# TO DO:
Reproduce all the data below with "data-label" changed to "value-label" and everything else left the same. Omit the pictures.

# DATA ROWS:
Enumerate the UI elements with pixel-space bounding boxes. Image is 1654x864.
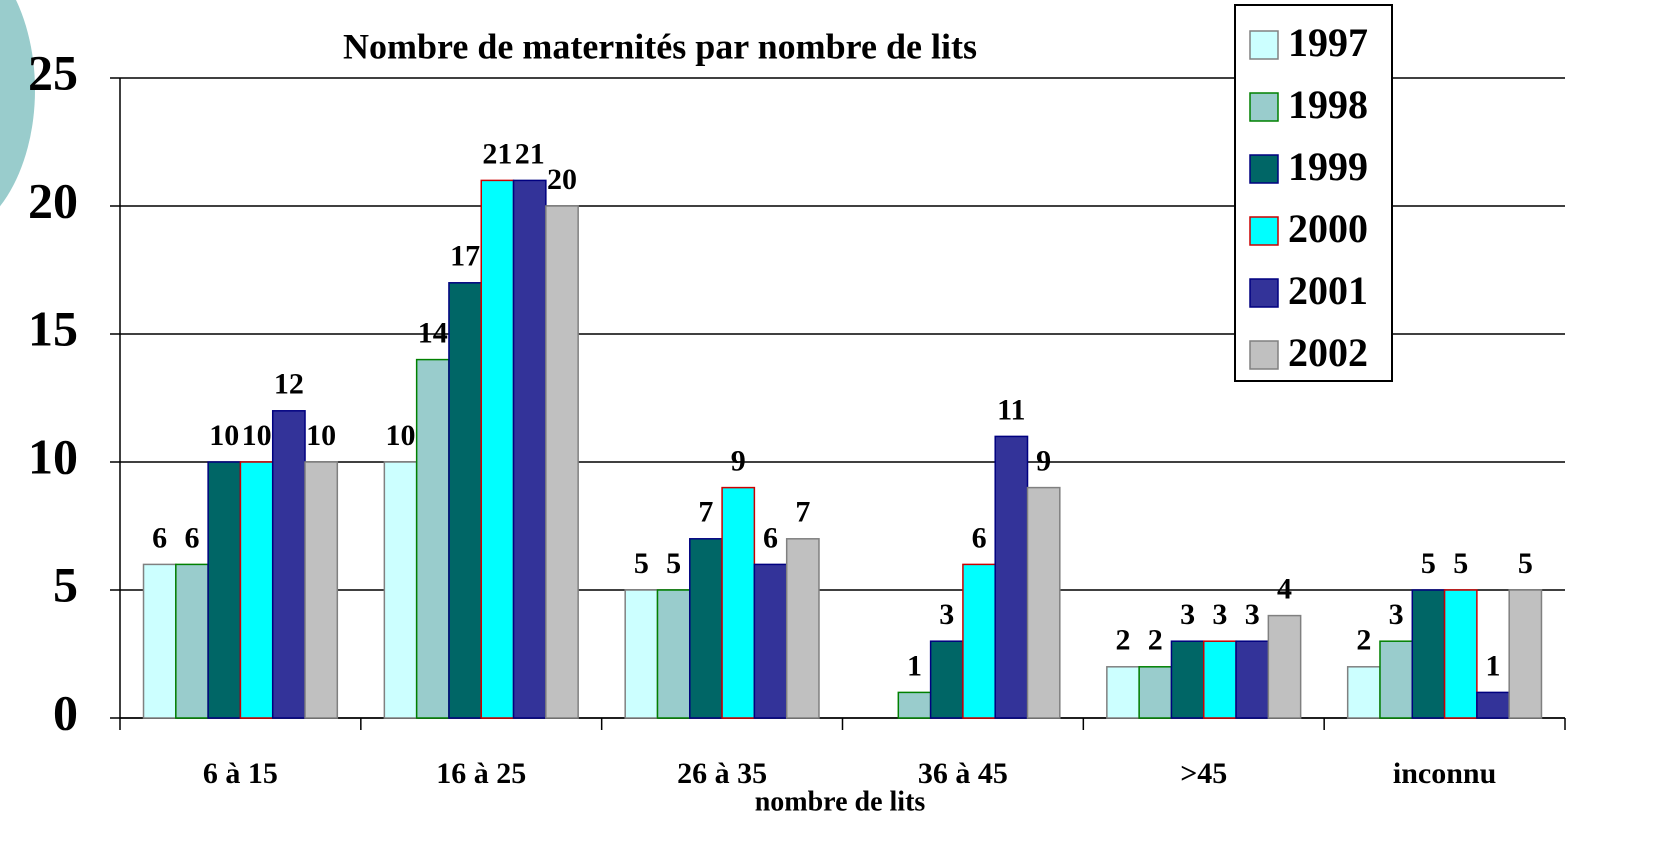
data-label: 7 xyxy=(795,496,810,529)
legend-swatch xyxy=(1249,278,1279,308)
bar xyxy=(753,563,788,719)
data-label: 9 xyxy=(731,444,746,477)
bar xyxy=(545,205,579,719)
data-label: 4 xyxy=(1277,572,1292,605)
data-label: 6 xyxy=(152,521,167,554)
bar xyxy=(480,179,515,719)
data-label: 10 xyxy=(306,419,336,452)
data-label: 5 xyxy=(1518,547,1533,580)
legend-label: 2002 xyxy=(1288,330,1368,375)
bar xyxy=(175,563,209,719)
data-label: 17 xyxy=(450,240,480,273)
data-label: 14 xyxy=(418,316,448,349)
chart-title: Nombre de maternités par nombre de lits xyxy=(343,26,977,66)
data-label: 9 xyxy=(1036,444,1051,477)
bar xyxy=(785,538,820,719)
data-label: 2 xyxy=(1148,624,1163,657)
legend-swatch xyxy=(1249,216,1279,246)
data-label: 3 xyxy=(1212,598,1227,631)
legend-label: 1998 xyxy=(1288,82,1368,127)
data-label: 5 xyxy=(1453,547,1468,580)
y-tick-label: 20 xyxy=(28,172,78,228)
bar xyxy=(142,563,177,719)
bar xyxy=(689,538,723,719)
data-label: 5 xyxy=(666,547,681,580)
legend-label: 2001 xyxy=(1288,268,1368,313)
y-tick-label: 0 xyxy=(53,684,78,740)
data-label: 3 xyxy=(1245,598,1260,631)
legend-swatch xyxy=(1249,92,1279,122)
data-label: 10 xyxy=(386,419,416,452)
y-tick-label: 15 xyxy=(28,300,78,356)
data-label: 11 xyxy=(997,393,1025,426)
bar xyxy=(656,589,691,719)
data-label: 6 xyxy=(972,521,987,554)
bar xyxy=(1267,614,1302,719)
data-label: 7 xyxy=(698,496,713,529)
bar xyxy=(1379,640,1414,719)
bar xyxy=(1106,666,1140,719)
bar xyxy=(1138,666,1173,719)
bar xyxy=(897,691,932,719)
data-label: 2 xyxy=(1116,624,1131,657)
bar xyxy=(962,563,996,719)
x-tick-label: 36 à 45 xyxy=(918,757,1008,790)
legend-box xyxy=(1234,4,1393,382)
data-label: 3 xyxy=(939,598,954,631)
data-label: 21 xyxy=(515,137,545,170)
bar xyxy=(1170,640,1205,719)
y-tick-label: 10 xyxy=(28,428,78,484)
data-label: 10 xyxy=(242,419,272,452)
bar xyxy=(1508,589,1543,719)
legend-label: 1997 xyxy=(1288,20,1368,65)
bar xyxy=(415,358,450,719)
data-label: 6 xyxy=(184,521,199,554)
legend-swatch xyxy=(1249,30,1279,60)
legend-label: 2000 xyxy=(1288,206,1368,251)
bar xyxy=(1026,486,1061,719)
bar xyxy=(271,410,306,719)
data-label: 10 xyxy=(209,419,239,452)
data-label: 1 xyxy=(1486,649,1501,682)
data-label: 3 xyxy=(1180,598,1195,631)
data-label: 21 xyxy=(482,137,512,170)
bar xyxy=(512,179,547,719)
bar xyxy=(721,486,756,719)
data-label: 20 xyxy=(547,163,577,196)
x-tick-label: 26 à 35 xyxy=(677,757,767,790)
bar xyxy=(239,461,274,719)
data-label: 1 xyxy=(907,649,922,682)
legend-swatch xyxy=(1249,340,1279,370)
bar xyxy=(207,461,242,719)
data-label: 12 xyxy=(274,368,304,401)
bar xyxy=(929,640,964,719)
data-label: 5 xyxy=(634,547,649,580)
y-tick-label: 25 xyxy=(28,44,78,100)
bar xyxy=(448,282,483,719)
bar xyxy=(624,589,659,719)
legend-label: 1999 xyxy=(1288,144,1368,189)
bar xyxy=(1411,589,1446,719)
x-tick-label: 16 à 25 xyxy=(436,757,526,790)
bar xyxy=(1443,589,1478,719)
x-tick-label: inconnu xyxy=(1393,757,1496,790)
x-tick-label: 6 à 15 xyxy=(203,757,278,790)
data-label: 3 xyxy=(1389,598,1404,631)
y-tick-label: 5 xyxy=(53,556,78,612)
bar xyxy=(1203,640,1237,719)
legend-swatch xyxy=(1249,154,1279,184)
x-tick-label: >45 xyxy=(1180,757,1227,790)
data-label: 6 xyxy=(763,521,778,554)
bar xyxy=(304,461,339,719)
data-label: 2 xyxy=(1356,624,1371,657)
bar xyxy=(383,461,418,719)
bar xyxy=(1476,691,1510,719)
decoration xyxy=(0,0,35,207)
data-label: 5 xyxy=(1421,547,1436,580)
bar xyxy=(994,435,1029,719)
bar xyxy=(1346,666,1381,719)
bar xyxy=(1235,640,1270,719)
x-axis-label: nombre de lits xyxy=(755,786,926,817)
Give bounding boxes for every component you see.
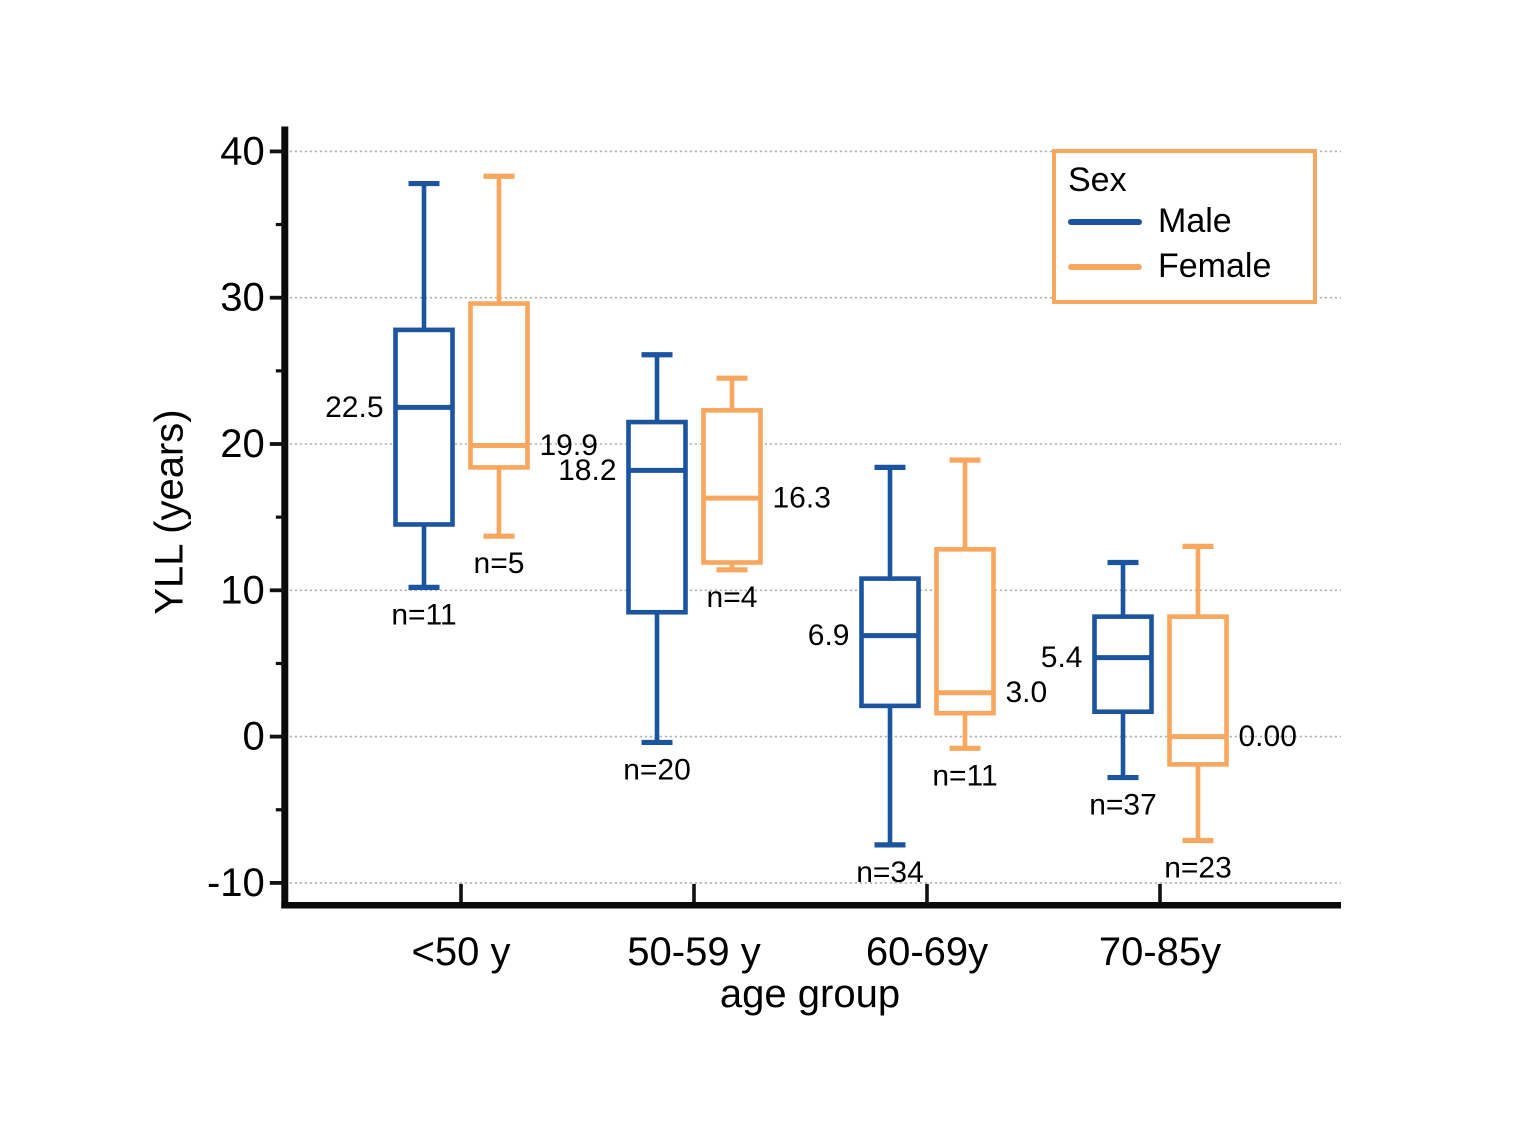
box-male-70-85y <box>1092 614 1154 715</box>
median-label-male-<50 y: 22.5 <box>325 391 383 424</box>
legend-title: Sex <box>1068 161 1127 199</box>
n-label-female-50-59 y: n=4 <box>707 581 758 614</box>
box-male-<50 y <box>393 327 455 527</box>
x-tick-label-70-85y: 70-85y <box>1099 930 1221 974</box>
median-label-female-50-59 y: 16.3 <box>773 482 831 515</box>
x-axis-spine <box>281 902 1341 909</box>
female-line-swatch <box>1068 263 1142 270</box>
box-male-50-59 y <box>626 419 688 615</box>
legend-label-female: Female <box>1158 247 1272 285</box>
y-tick-label-20: 20 <box>220 422 265 466</box>
legend-label-male: Male <box>1158 202 1232 240</box>
box-female-60-69y <box>934 547 996 716</box>
n-label-male-60-69y: n=34 <box>856 856 924 889</box>
x-tick-label-50-59 y: 50-59 y <box>627 930 760 974</box>
x-tick-label-<50 y: <50 y <box>412 930 511 974</box>
median-label-male-60-69y: 6.9 <box>808 619 850 652</box>
x-tick-label-60-69y: 60-69y <box>866 930 988 974</box>
y-axis-title: YLL (years) <box>147 409 192 615</box>
legend: Sex Male Female <box>1052 149 1317 304</box>
n-label-female-60-69y: n=11 <box>932 759 997 792</box>
n-label-female-<50 y: n=5 <box>474 547 525 580</box>
n-label-female-70-85y: n=23 <box>1164 851 1232 884</box>
median-label-male-70-85y: 5.4 <box>1041 641 1083 674</box>
y-tick-label-10: 10 <box>220 568 265 612</box>
y-tick-label--10: -10 <box>207 861 265 905</box>
n-label-male-50-59 y: n=20 <box>623 753 691 786</box>
legend-item-female: Female <box>1068 244 1313 289</box>
male-line-swatch <box>1068 218 1142 225</box>
median-label-male-50-59 y: 18.2 <box>558 454 616 487</box>
box-female-50-59 y <box>701 408 763 565</box>
n-label-male-70-85y: n=37 <box>1089 789 1157 822</box>
y-tick-label-40: 40 <box>220 129 265 173</box>
y-tick-label-30: 30 <box>220 276 265 320</box>
box-male-60-69y <box>859 576 921 709</box>
n-label-male-<50 y: n=11 <box>391 598 456 631</box>
legend-item-male: Male <box>1068 199 1313 244</box>
median-label-female-<50 y: 19.9 <box>540 429 598 462</box>
median-label-female-60-69y: 3.0 <box>1006 676 1048 709</box>
x-axis-title: age group <box>719 972 901 1016</box>
y-tick-label-0: 0 <box>243 715 265 759</box>
box-female-<50 y <box>468 301 530 470</box>
median-label-female-70-85y: 0.00 <box>1239 720 1297 753</box>
box-female-70-85y <box>1167 614 1229 767</box>
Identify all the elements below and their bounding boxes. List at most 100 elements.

# RIGHT ANSWER:
Enumerate the UI elements with pixel-space bounding boxes. Image is 1654x864.
value-label: 7 xyxy=(795,496,810,529)
legend-swatch xyxy=(1249,278,1279,308)
bar xyxy=(753,563,788,719)
value-label: 9 xyxy=(731,444,746,477)
bar xyxy=(545,205,579,719)
value-label: 4 xyxy=(1277,572,1292,605)
value-label: 6 xyxy=(152,521,167,554)
bar xyxy=(480,179,515,719)
value-label: 10 xyxy=(306,419,336,452)
value-label: 5 xyxy=(1518,547,1533,580)
legend-label: 2002 xyxy=(1288,330,1368,375)
bar xyxy=(175,563,209,719)
value-label: 17 xyxy=(450,240,480,273)
value-label: 14 xyxy=(418,316,448,349)
chart-title: Nombre de maternités par nombre de lits xyxy=(343,26,977,66)
value-label: 9 xyxy=(1036,444,1051,477)
bar xyxy=(785,538,820,719)
value-label: 2 xyxy=(1148,624,1163,657)
legend-swatch xyxy=(1249,216,1279,246)
value-label: 3 xyxy=(1212,598,1227,631)
legend-label: 1998 xyxy=(1288,82,1368,127)
value-label: 5 xyxy=(1453,547,1468,580)
y-tick-label: 20 xyxy=(28,172,78,228)
bar xyxy=(142,563,177,719)
bar xyxy=(689,538,723,719)
value-label: 5 xyxy=(666,547,681,580)
legend-label: 2001 xyxy=(1288,268,1368,313)
y-tick-label: 0 xyxy=(53,684,78,740)
value-label: 3 xyxy=(1245,598,1260,631)
legend-swatch xyxy=(1249,92,1279,122)
value-label: 10 xyxy=(386,419,416,452)
y-tick-label: 15 xyxy=(28,300,78,356)
value-label: 11 xyxy=(997,393,1025,426)
bar xyxy=(656,589,691,719)
value-label: 6 xyxy=(972,521,987,554)
bar xyxy=(1267,614,1302,719)
value-label: 7 xyxy=(698,496,713,529)
bar xyxy=(1379,640,1414,719)
bar xyxy=(1106,666,1140,719)
bar xyxy=(1138,666,1173,719)
bar xyxy=(897,691,932,719)
value-label: 2 xyxy=(1116,624,1131,657)
bar xyxy=(962,563,996,719)
x-tick-label: 36 à 45 xyxy=(918,757,1008,790)
legend-box xyxy=(1234,4,1393,382)
value-label: 3 xyxy=(939,598,954,631)
value-label: 21 xyxy=(515,137,545,170)
bar xyxy=(1170,640,1205,719)
y-tick-label: 10 xyxy=(28,428,78,484)
value-label: 10 xyxy=(242,419,272,452)
bar xyxy=(1508,589,1543,719)
legend-label: 1997 xyxy=(1288,20,1368,65)
bar xyxy=(415,358,450,719)
value-label: 6 xyxy=(184,521,199,554)
legend-swatch xyxy=(1249,30,1279,60)
legend-label: 2000 xyxy=(1288,206,1368,251)
bar xyxy=(1026,486,1061,719)
bar xyxy=(271,410,306,719)
value-label: 10 xyxy=(209,419,239,452)
value-label: 1 xyxy=(1486,649,1501,682)
value-label: 3 xyxy=(1180,598,1195,631)
value-label: 21 xyxy=(482,137,512,170)
bar xyxy=(512,179,547,719)
bar xyxy=(721,486,756,719)
value-label: 20 xyxy=(547,163,577,196)
x-tick-label: 26 à 35 xyxy=(677,757,767,790)
bar xyxy=(239,461,274,719)
value-label: 1 xyxy=(907,649,922,682)
legend-swatch xyxy=(1249,340,1279,370)
bar xyxy=(207,461,242,719)
value-label: 12 xyxy=(274,368,304,401)
bar xyxy=(929,640,964,719)
value-label: 5 xyxy=(634,547,649,580)
y-tick-label: 25 xyxy=(28,44,78,100)
bar xyxy=(448,282,483,719)
bar xyxy=(624,589,659,719)
legend-label: 1999 xyxy=(1288,144,1368,189)
bar xyxy=(1411,589,1446,719)
x-tick-label: 16 à 25 xyxy=(436,757,526,790)
bar xyxy=(1443,589,1478,719)
x-tick-label: inconnu xyxy=(1393,757,1496,790)
x-tick-label: 6 à 15 xyxy=(203,757,278,790)
value-label: 3 xyxy=(1389,598,1404,631)
y-tick-label: 5 xyxy=(53,556,78,612)
bar xyxy=(1203,640,1237,719)
legend-swatch xyxy=(1249,154,1279,184)
x-tick-label: >45 xyxy=(1180,757,1227,790)
value-label: 6 xyxy=(763,521,778,554)
bar xyxy=(304,461,339,719)
value-label: 2 xyxy=(1356,624,1371,657)
bar xyxy=(383,461,418,719)
bar xyxy=(1476,691,1510,719)
decoration xyxy=(0,0,35,207)
value-label: 5 xyxy=(1421,547,1436,580)
bar xyxy=(994,435,1029,719)
bar xyxy=(1346,666,1381,719)
bar xyxy=(1235,640,1270,719)
x-axis-label: nombre de lits xyxy=(755,786,926,817)
Give bounding boxes for every component you see.
box-male-70-85y <box>1092 614 1154 715</box>
median-label-male-<50 y: 22.5 <box>325 391 383 424</box>
legend-title: Sex <box>1068 161 1127 199</box>
n-label-female-50-59 y: n=4 <box>707 581 758 614</box>
box-male-<50 y <box>393 327 455 527</box>
x-tick-label-70-85y: 70-85y <box>1099 930 1221 974</box>
median-label-female-50-59 y: 16.3 <box>773 482 831 515</box>
x-axis-spine <box>281 902 1341 909</box>
female-line-swatch <box>1068 263 1142 270</box>
box-male-50-59 y <box>626 419 688 615</box>
legend-label-female: Female <box>1158 247 1272 285</box>
y-tick-label-20: 20 <box>220 422 265 466</box>
legend-label-male: Male <box>1158 202 1232 240</box>
box-female-60-69y <box>934 547 996 716</box>
n-label-male-60-69y: n=34 <box>856 856 924 889</box>
x-tick-label-50-59 y: 50-59 y <box>627 930 760 974</box>
x-tick-label-<50 y: <50 y <box>412 930 511 974</box>
median-label-male-60-69y: 6.9 <box>808 619 850 652</box>
x-tick-label-60-69y: 60-69y <box>866 930 988 974</box>
y-axis-title: YLL (years) <box>147 409 192 615</box>
legend: Sex Male Female <box>1052 149 1317 304</box>
n-label-female-60-69y: n=11 <box>932 759 997 792</box>
n-label-female-<50 y: n=5 <box>474 547 525 580</box>
n-label-female-70-85y: n=23 <box>1164 851 1232 884</box>
median-label-male-70-85y: 5.4 <box>1041 641 1083 674</box>
y-tick-label-10: 10 <box>220 568 265 612</box>
y-tick-label--10: -10 <box>207 861 265 905</box>
n-label-male-50-59 y: n=20 <box>623 753 691 786</box>
legend-item-female: Female <box>1068 244 1313 289</box>
male-line-swatch <box>1068 218 1142 225</box>
median-label-male-50-59 y: 18.2 <box>558 454 616 487</box>
box-female-50-59 y <box>701 408 763 565</box>
n-label-male-70-85y: n=37 <box>1089 789 1157 822</box>
y-tick-label-40: 40 <box>220 129 265 173</box>
y-tick-label-30: 30 <box>220 276 265 320</box>
box-male-60-69y <box>859 576 921 709</box>
n-label-male-<50 y: n=11 <box>391 598 456 631</box>
legend-item-male: Male <box>1068 199 1313 244</box>
median-label-female-<50 y: 19.9 <box>540 429 598 462</box>
median-label-female-60-69y: 3.0 <box>1006 676 1048 709</box>
x-axis-title: age group <box>719 972 901 1016</box>
y-tick-label-0: 0 <box>243 715 265 759</box>
box-female-<50 y <box>468 301 530 470</box>
median-label-female-70-85y: 0.00 <box>1239 720 1297 753</box>
box-female-70-85y <box>1167 614 1229 767</box>
Identify all the elements below and their bounding boxes. List at most 100 elements.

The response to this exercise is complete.